= The request =
Copy all entries without alteration and skip the pictures they hold.

= Entries =
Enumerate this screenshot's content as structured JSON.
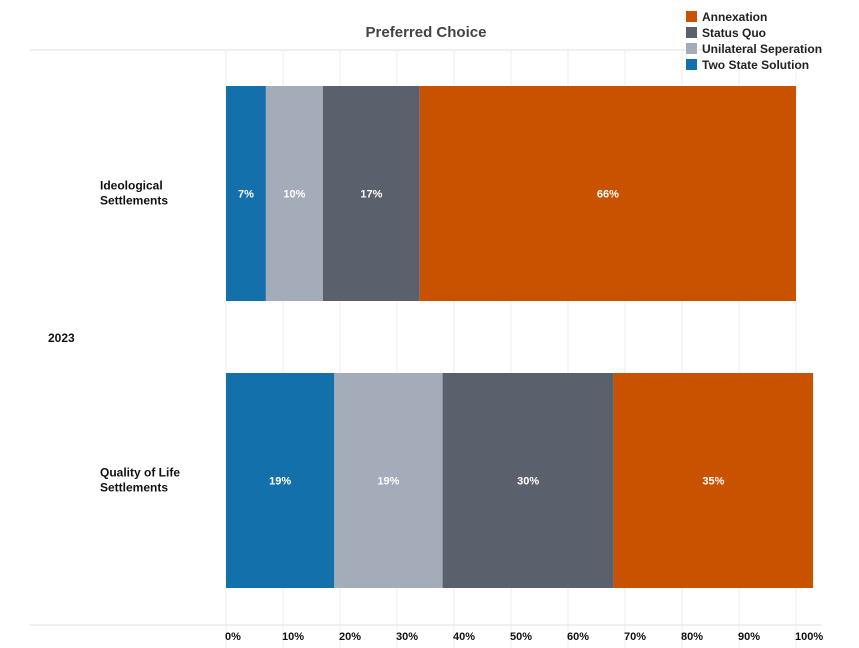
{
  "chart_data": {
    "type": "bar",
    "orientation": "horizontal",
    "stacked": true,
    "title": "Preferred Choice",
    "group_label": "2023",
    "categories": [
      "Ideological Settlements",
      "Quality of Life Settlements"
    ],
    "category_lines": [
      [
        "Ideological",
        "Settlements"
      ],
      [
        "Quality of Life",
        "Settlements"
      ]
    ],
    "series": [
      {
        "name": "Two State Solution",
        "color": "#1470ab",
        "values": [
          7,
          19
        ]
      },
      {
        "name": "Unilateral Seperation",
        "color": "#a3acb8",
        "values": [
          10,
          19
        ]
      },
      {
        "name": "Status Quo",
        "color": "#5a606c",
        "values": [
          17,
          30
        ]
      },
      {
        "name": "Annexation",
        "color": "#c85200",
        "values": [
          66,
          35
        ]
      }
    ],
    "legend_order": [
      "Annexation",
      "Status Quo",
      "Unilateral Seperation",
      "Two State Solution"
    ],
    "legend_position": "top-right",
    "xlim": [
      0,
      100
    ],
    "x_ticks": [
      0,
      10,
      20,
      30,
      40,
      50,
      60,
      70,
      80,
      90,
      100
    ],
    "x_tick_labels": [
      "0%",
      "10%",
      "20%",
      "30%",
      "40%",
      "50%",
      "60%",
      "70%",
      "80%",
      "90%",
      "100%"
    ],
    "grid": true
  }
}
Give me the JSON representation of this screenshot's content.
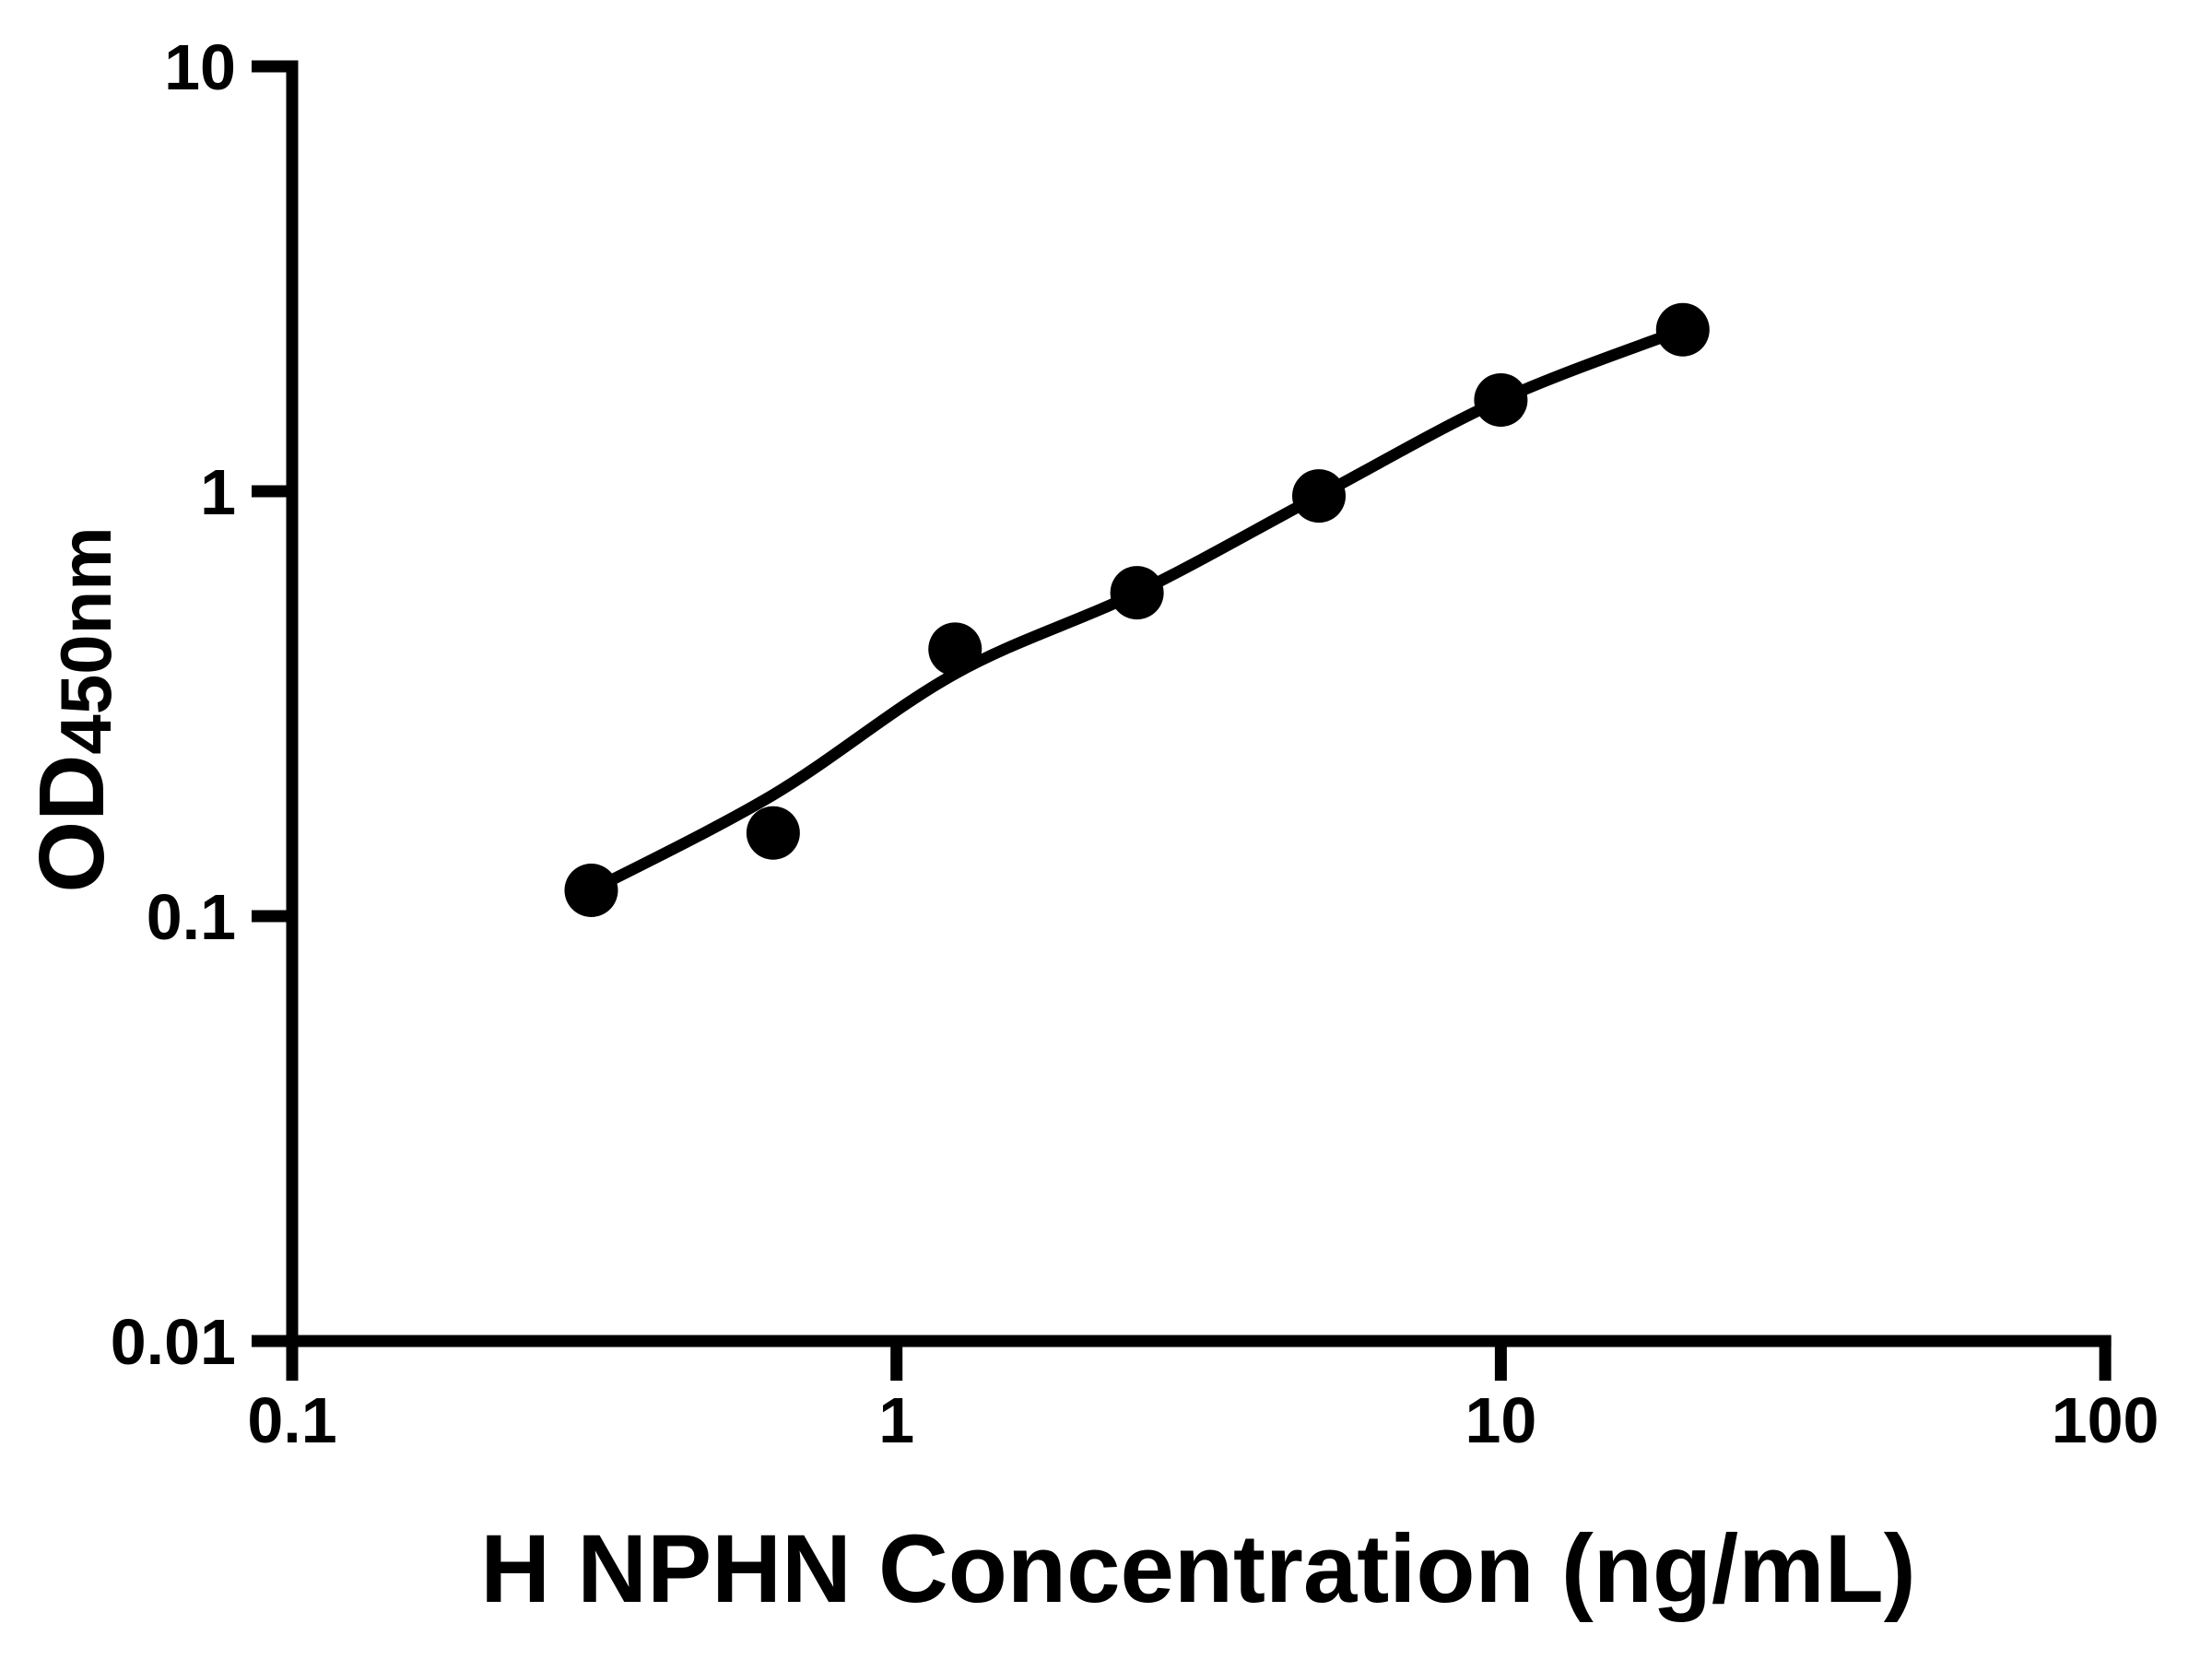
{
  "figure": {
    "background": "#ffffff",
    "ink_color": "#000000"
  },
  "chart_data": {
    "type": "scatter",
    "title": "",
    "xlabel": "H NPHN Concentration (ng/mL)",
    "ylabel_main": "OD",
    "ylabel_sub": "450nm",
    "x_scale": "log",
    "y_scale": "log",
    "xlim": [
      0.1,
      100
    ],
    "ylim": [
      0.01,
      10
    ],
    "grid": false,
    "legend_position": "none",
    "x_ticks": [
      {
        "value": 0.1,
        "label": "0.1"
      },
      {
        "value": 1,
        "label": "1"
      },
      {
        "value": 10,
        "label": "10"
      },
      {
        "value": 100,
        "label": "100"
      }
    ],
    "y_ticks": [
      {
        "value": 0.01,
        "label": "0.01"
      },
      {
        "value": 0.1,
        "label": "0.1"
      },
      {
        "value": 1,
        "label": "1"
      },
      {
        "value": 10,
        "label": "10"
      }
    ],
    "series": [
      {
        "marker": "filled-circle",
        "color": "#000000",
        "points": [
          {
            "concentration_ng_ml": 0.3125,
            "od450": 0.115
          },
          {
            "concentration_ng_ml": 0.625,
            "od450": 0.157
          },
          {
            "concentration_ng_ml": 1.25,
            "od450": 0.425
          },
          {
            "concentration_ng_ml": 2.5,
            "od450": 0.577
          },
          {
            "concentration_ng_ml": 5,
            "od450": 0.975
          },
          {
            "concentration_ng_ml": 10,
            "od450": 1.64
          },
          {
            "concentration_ng_ml": 20,
            "od450": 2.4
          }
        ]
      }
    ],
    "fit_curve": {
      "color": "#000000",
      "points": [
        {
          "concentration_ng_ml": 0.3125,
          "od450": 0.115
        },
        {
          "concentration_ng_ml": 0.625,
          "od450": 0.193
        },
        {
          "concentration_ng_ml": 1.25,
          "od450": 0.372
        },
        {
          "concentration_ng_ml": 2.5,
          "od450": 0.577
        },
        {
          "concentration_ng_ml": 5,
          "od450": 0.976
        },
        {
          "concentration_ng_ml": 10,
          "od450": 1.64
        },
        {
          "concentration_ng_ml": 20,
          "od450": 2.4
        }
      ]
    }
  }
}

= Task solution =
Enumerate this screenshot's content as structured JSON.
{
  "chart_data": {
    "type": "bar",
    "orientation": "horizontal",
    "stacked": true,
    "title": "Preferred Choice",
    "group_label": "2023",
    "categories": [
      "Ideological Settlements",
      "Quality of Life Settlements"
    ],
    "category_lines": [
      [
        "Ideological",
        "Settlements"
      ],
      [
        "Quality of Life",
        "Settlements"
      ]
    ],
    "series": [
      {
        "name": "Two State Solution",
        "color": "#1470ab",
        "values": [
          7,
          19
        ]
      },
      {
        "name": "Unilateral Seperation",
        "color": "#a3acb8",
        "values": [
          10,
          19
        ]
      },
      {
        "name": "Status Quo",
        "color": "#5a606c",
        "values": [
          17,
          30
        ]
      },
      {
        "name": "Annexation",
        "color": "#c85200",
        "values": [
          66,
          35
        ]
      }
    ],
    "legend_order": [
      "Annexation",
      "Status Quo",
      "Unilateral Seperation",
      "Two State Solution"
    ],
    "legend_position": "top-right",
    "xlim": [
      0,
      100
    ],
    "x_ticks": [
      0,
      10,
      20,
      30,
      40,
      50,
      60,
      70,
      80,
      90,
      100
    ],
    "x_tick_labels": [
      "0%",
      "10%",
      "20%",
      "30%",
      "40%",
      "50%",
      "60%",
      "70%",
      "80%",
      "90%",
      "100%"
    ],
    "grid": true
  }
}
Give me the JSON representation of this screenshot's content.
{
  "figure": {
    "background": "#ffffff",
    "ink_color": "#000000"
  },
  "chart_data": {
    "type": "scatter",
    "title": "",
    "xlabel": "H NPHN Concentration (ng/mL)",
    "ylabel_main": "OD",
    "ylabel_sub": "450nm",
    "x_scale": "log",
    "y_scale": "log",
    "xlim": [
      0.1,
      100
    ],
    "ylim": [
      0.01,
      10
    ],
    "grid": false,
    "legend_position": "none",
    "x_ticks": [
      {
        "value": 0.1,
        "label": "0.1"
      },
      {
        "value": 1,
        "label": "1"
      },
      {
        "value": 10,
        "label": "10"
      },
      {
        "value": 100,
        "label": "100"
      }
    ],
    "y_ticks": [
      {
        "value": 0.01,
        "label": "0.01"
      },
      {
        "value": 0.1,
        "label": "0.1"
      },
      {
        "value": 1,
        "label": "1"
      },
      {
        "value": 10,
        "label": "10"
      }
    ],
    "series": [
      {
        "marker": "filled-circle",
        "color": "#000000",
        "points": [
          {
            "concentration_ng_ml": 0.3125,
            "od450": 0.115
          },
          {
            "concentration_ng_ml": 0.625,
            "od450": 0.157
          },
          {
            "concentration_ng_ml": 1.25,
            "od450": 0.425
          },
          {
            "concentration_ng_ml": 2.5,
            "od450": 0.577
          },
          {
            "concentration_ng_ml": 5,
            "od450": 0.975
          },
          {
            "concentration_ng_ml": 10,
            "od450": 1.64
          },
          {
            "concentration_ng_ml": 20,
            "od450": 2.4
          }
        ]
      }
    ],
    "fit_curve": {
      "color": "#000000",
      "points": [
        {
          "concentration_ng_ml": 0.3125,
          "od450": 0.115
        },
        {
          "concentration_ng_ml": 0.625,
          "od450": 0.193
        },
        {
          "concentration_ng_ml": 1.25,
          "od450": 0.372
        },
        {
          "concentration_ng_ml": 2.5,
          "od450": 0.577
        },
        {
          "concentration_ng_ml": 5,
          "od450": 0.976
        },
        {
          "concentration_ng_ml": 10,
          "od450": 1.64
        },
        {
          "concentration_ng_ml": 20,
          "od450": 2.4
        }
      ]
    }
  }
}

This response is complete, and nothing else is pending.